--- BEGIN ---

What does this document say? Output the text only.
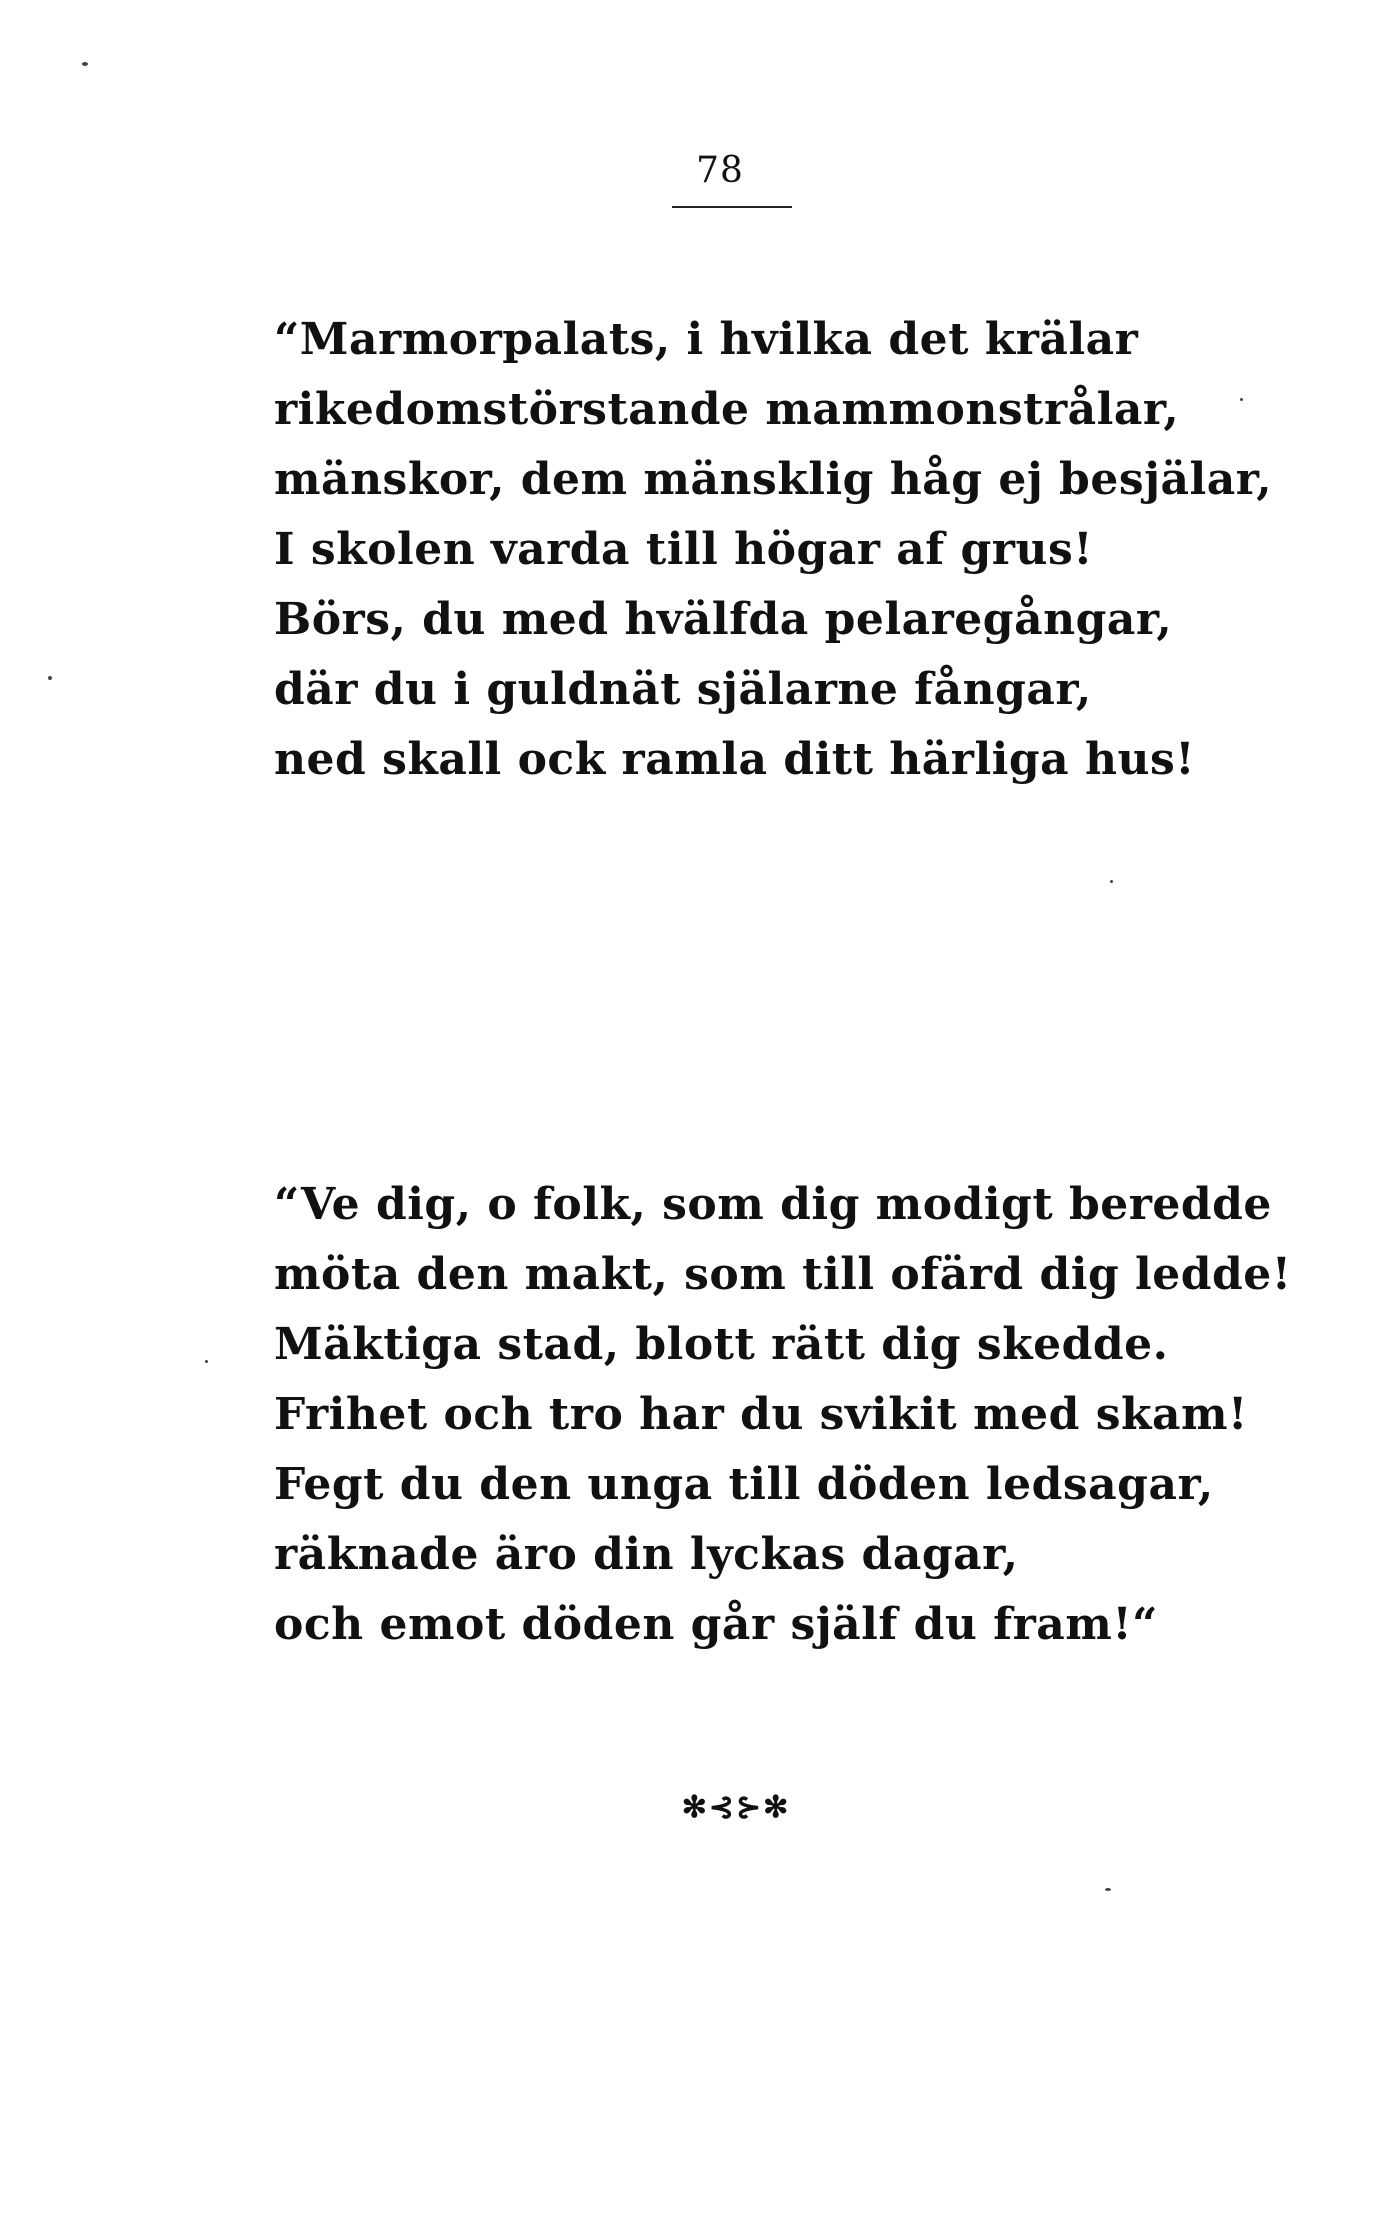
78
“Marmorpalats, i hvilka det krälar
rikedomstörstande mammonstrålar,
mänskor, dem mänsklig håg ej besjälar,
I skolen varda till högar af grus!
Börs, du med hvälfda pelaregångar,
där du i guldnät själarne fångar,
ned skall ock ramla ditt härliga hus!
“Ve dig, o folk, som dig modigt beredde
möta den makt, som till ofärd dig ledde!
Mäktiga stad, blott rätt dig skedde.
Frihet och tro har du svikit med skam!
Fegt du den unga till döden ledsagar,
räknade äro din lyckas dagar,
och emot döden går själf du fram!“
✻⊰⊱✻
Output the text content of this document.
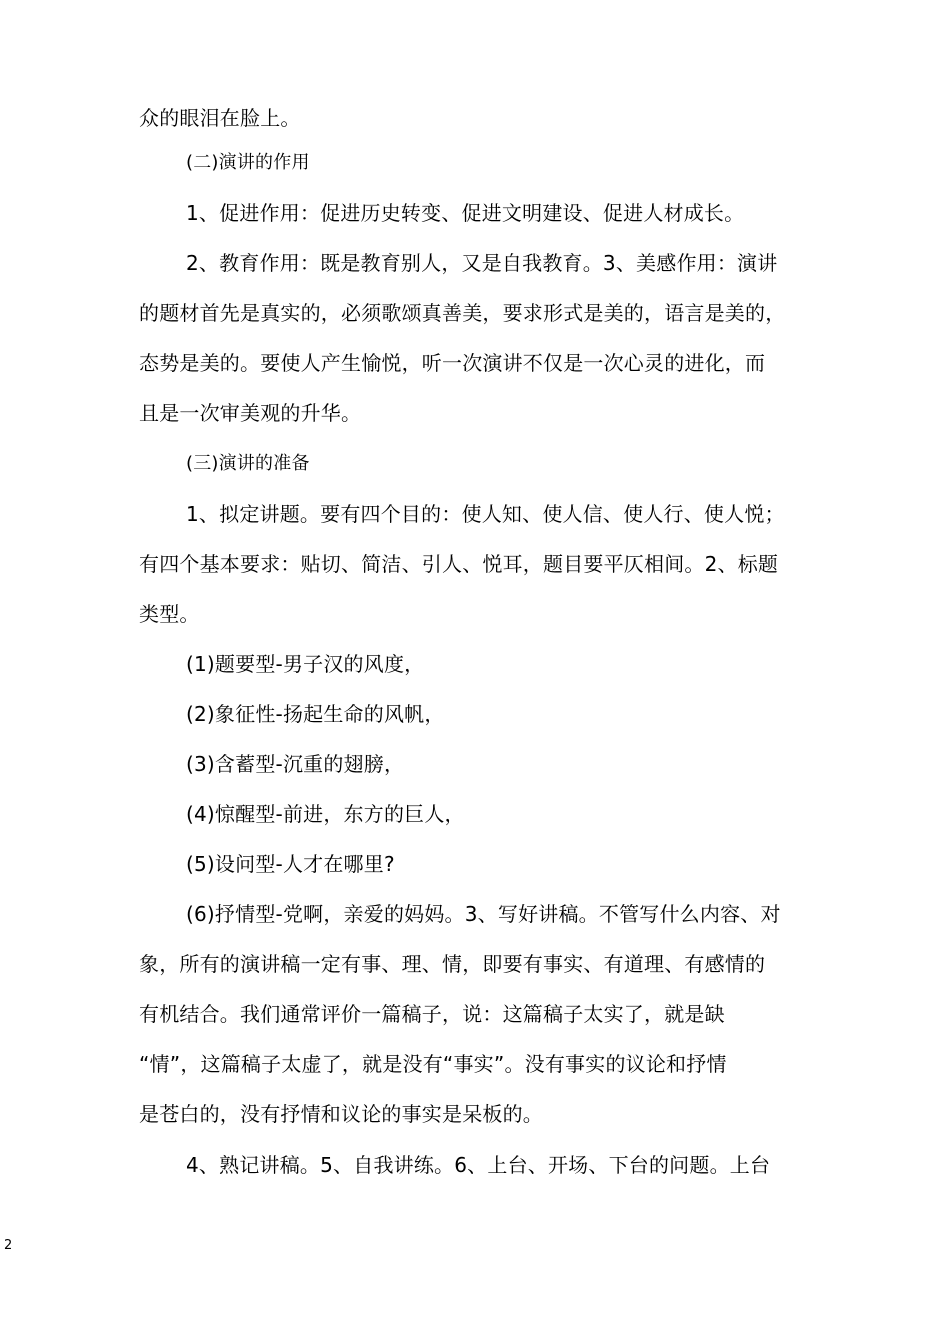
众的眼泪在脸上。
(二)演讲的作用
1、促进作用：促进历史转变、促进文明建设、促进人材成长。
2、教育作用：既是教育别人，又是自我教育。3、美感作用：演讲
的题材首先是真实的，必须歌颂真善美，要求形式是美的，语言是美的，
态势是美的。要使人产生愉悦，听一次演讲不仅是一次心灵的进化，而
且是一次审美观的升华。
(三)演讲的准备
1、拟定讲题。要有四个目的：使人知、使人信、使人行、使人悦；
有四个基本要求：贴切、简洁、引人、悦耳，题目要平仄相间。2、标题
类型。
(1)题要型-男子汉的风度，
(2)象征性-扬起生命的风帆，
(3)含蓄型-沉重的翅膀，
(4)惊醒型-前进，东方的巨人，
(5)设问型-人才在哪里?
(6)抒情型-党啊，亲爱的妈妈。3、写好讲稿。不管写什么内容、对
象，所有的演讲稿一定有事、理、情，即要有事实、有道理、有感情的
有机结合。我们通常评价一篇稿子，说：这篇稿子太实了，就是缺
“情”，这篇稿子太虚了，就是没有“事实”。没有事实的议论和抒情
是苍白的，没有抒情和议论的事实是呆板的。
4、熟记讲稿。5、自我讲练。6、上台、开场、下台的问题。上台
2
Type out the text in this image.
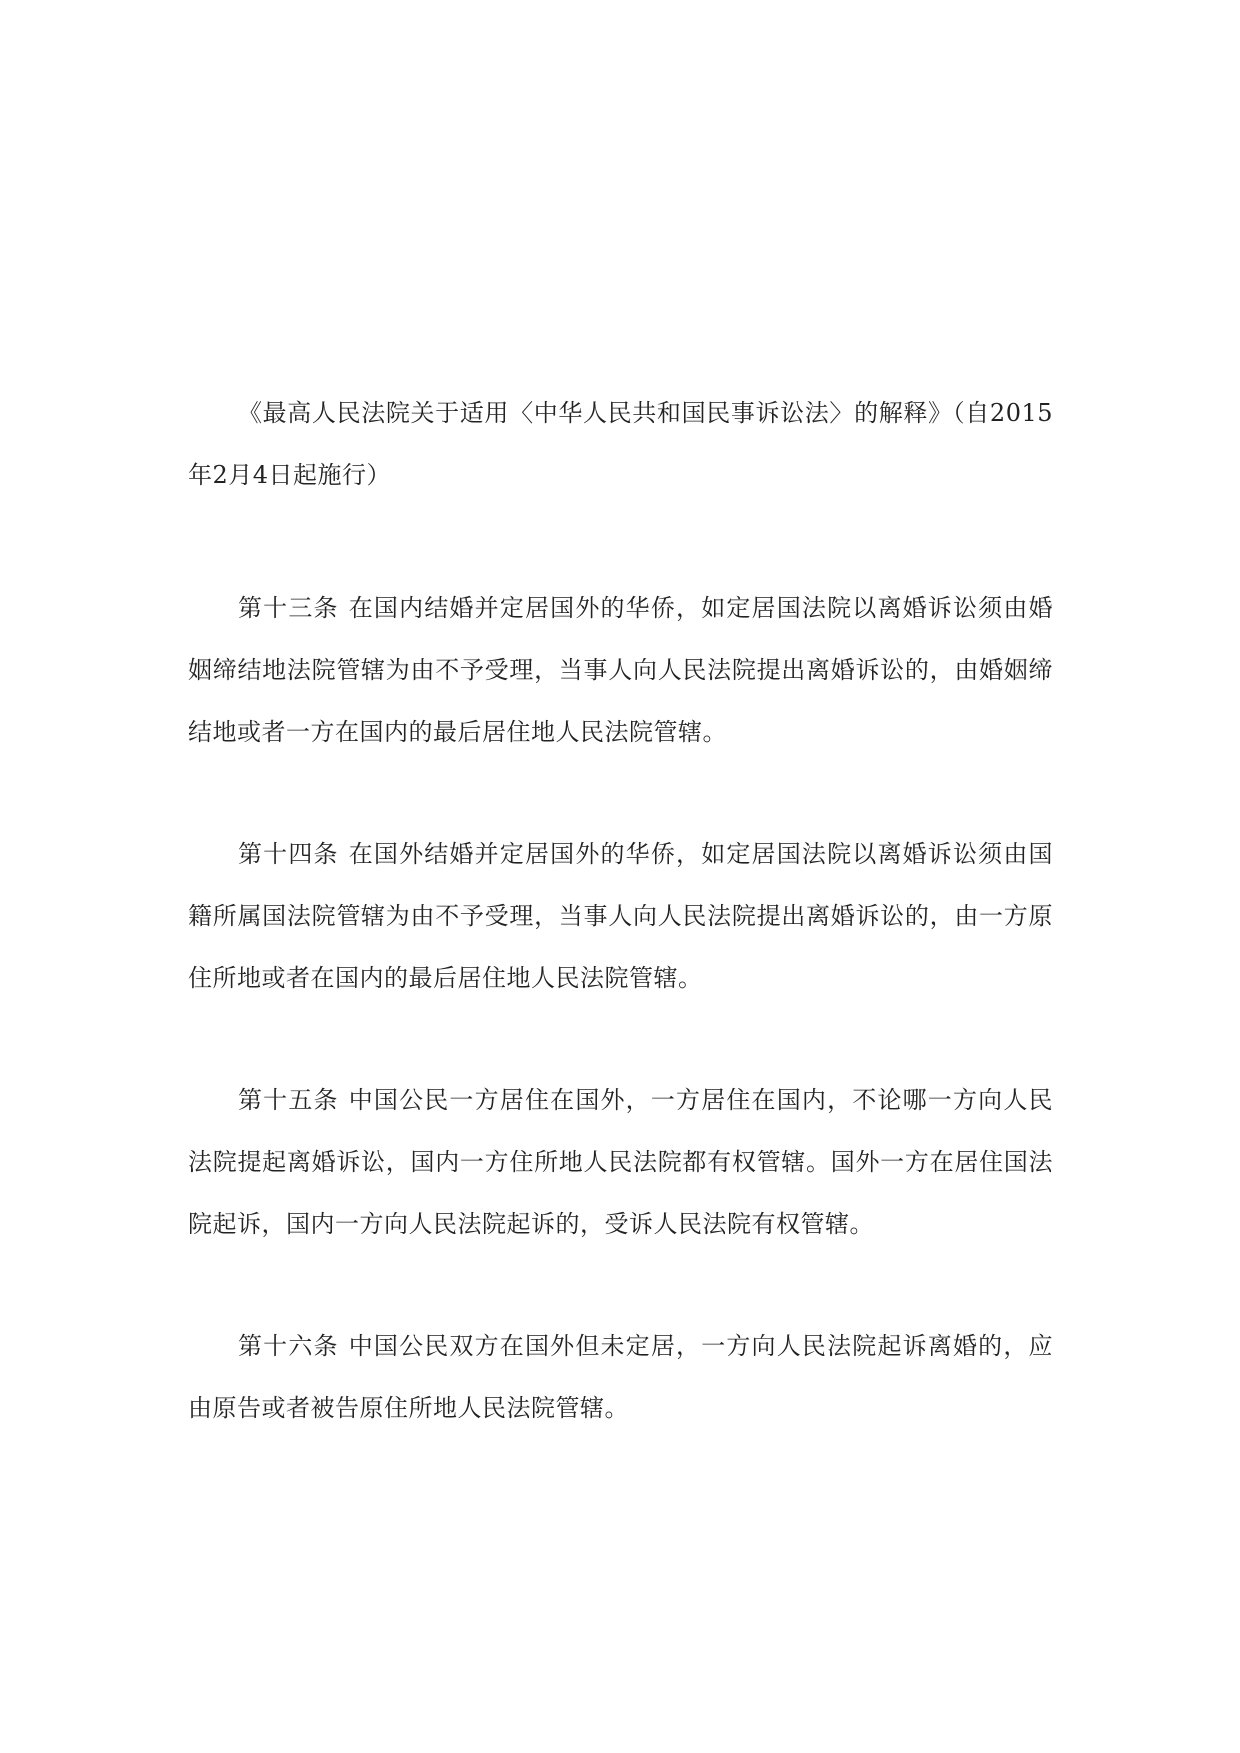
《最高人民法院关于适用〈中华人民共和国民事诉讼法〉的解释》（自2015年2月4日起施行）

第十三条 在国内结婚并定居国外的华侨，如定居国法院以离婚诉讼须由婚姻缔结地法院管辖为由不予受理，当事人向人民法院提出离婚诉讼的，由婚姻缔结地或者一方在国内的最后居住地人民法院管辖。

第十四条 在国外结婚并定居国外的华侨，如定居国法院以离婚诉讼须由国籍所属国法院管辖为由不予受理，当事人向人民法院提出离婚诉讼的，由一方原住所地或者在国内的最后居住地人民法院管辖。

第十五条 中国公民一方居住在国外，一方居住在国内，不论哪一方向人民法院提起离婚诉讼，国内一方住所地人民法院都有权管辖。国外一方在居住国法院起诉，国内一方向人民法院起诉的，受诉人民法院有权管辖。

第十六条 中国公民双方在国外但未定居，一方向人民法院起诉离婚的，应由原告或者被告原住所地人民法院管辖。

--- END ---

Write out the entries above verbatim; the pictures do not belong in your copy.

What does this document say? Output the text only.
78
“Marmorpalats, i hvilka det krälar
rikedomstörstande mammonstrålar,
mänskor, dem mänsklig håg ej besjälar,
I skolen varda till högar af grus!
Börs, du med hvälfda pelaregångar,
där du i guldnät själarne fångar,
ned skall ock ramla ditt härliga hus!
“Ve dig, o folk, som dig modigt beredde
möta den makt, som till ofärd dig ledde!
Mäktiga stad, blott rätt dig skedde.
Frihet och tro har du svikit med skam!
Fegt du den unga till döden ledsagar,
räknade äro din lyckas dagar,
och emot döden går själf du fram!“
✻⊰⊱✻
Output the text content of this document.
众的眼泪在脸上。
(二)演讲的作用
1、促进作用：促进历史转变、促进文明建设、促进人材成长。
2、教育作用：既是教育别人，又是自我教育。3、美感作用：演讲
的题材首先是真实的，必须歌颂真善美，要求形式是美的，语言是美的，
态势是美的。要使人产生愉悦，听一次演讲不仅是一次心灵的进化，而
且是一次审美观的升华。
(三)演讲的准备
1、拟定讲题。要有四个目的：使人知、使人信、使人行、使人悦；
有四个基本要求：贴切、简洁、引人、悦耳，题目要平仄相间。2、标题
类型。
(1)题要型-男子汉的风度，
(2)象征性-扬起生命的风帆，
(3)含蓄型-沉重的翅膀，
(4)惊醒型-前进，东方的巨人，
(5)设问型-人才在哪里?
(6)抒情型-党啊，亲爱的妈妈。3、写好讲稿。不管写什么内容、对
象，所有的演讲稿一定有事、理、情，即要有事实、有道理、有感情的
有机结合。我们通常评价一篇稿子，说：这篇稿子太实了，就是缺
“情”，这篇稿子太虚了，就是没有“事实”。没有事实的议论和抒情
是苍白的，没有抒情和议论的事实是呆板的。
4、熟记讲稿。5、自我讲练。6、上台、开场、下台的问题。上台
2
Type out the text in this image.
《最高人民法院关于适用〈中华人民共和国民事诉讼法〉的解释》（自2015年2月4日起施行）

第十三条 在国内结婚并定居国外的华侨，如定居国法院以离婚诉讼须由婚姻缔结地法院管辖为由不予受理，当事人向人民法院提出离婚诉讼的，由婚姻缔结地或者一方在国内的最后居住地人民法院管辖。

第十四条 在国外结婚并定居国外的华侨，如定居国法院以离婚诉讼须由国籍所属国法院管辖为由不予受理，当事人向人民法院提出离婚诉讼的，由一方原住所地或者在国内的最后居住地人民法院管辖。

第十五条 中国公民一方居住在国外，一方居住在国内，不论哪一方向人民法院提起离婚诉讼，国内一方住所地人民法院都有权管辖。国外一方在居住国法院起诉，国内一方向人民法院起诉的，受诉人民法院有权管辖。

第十六条 中国公民双方在国外但未定居，一方向人民法院起诉离婚的，应由原告或者被告原住所地人民法院管辖。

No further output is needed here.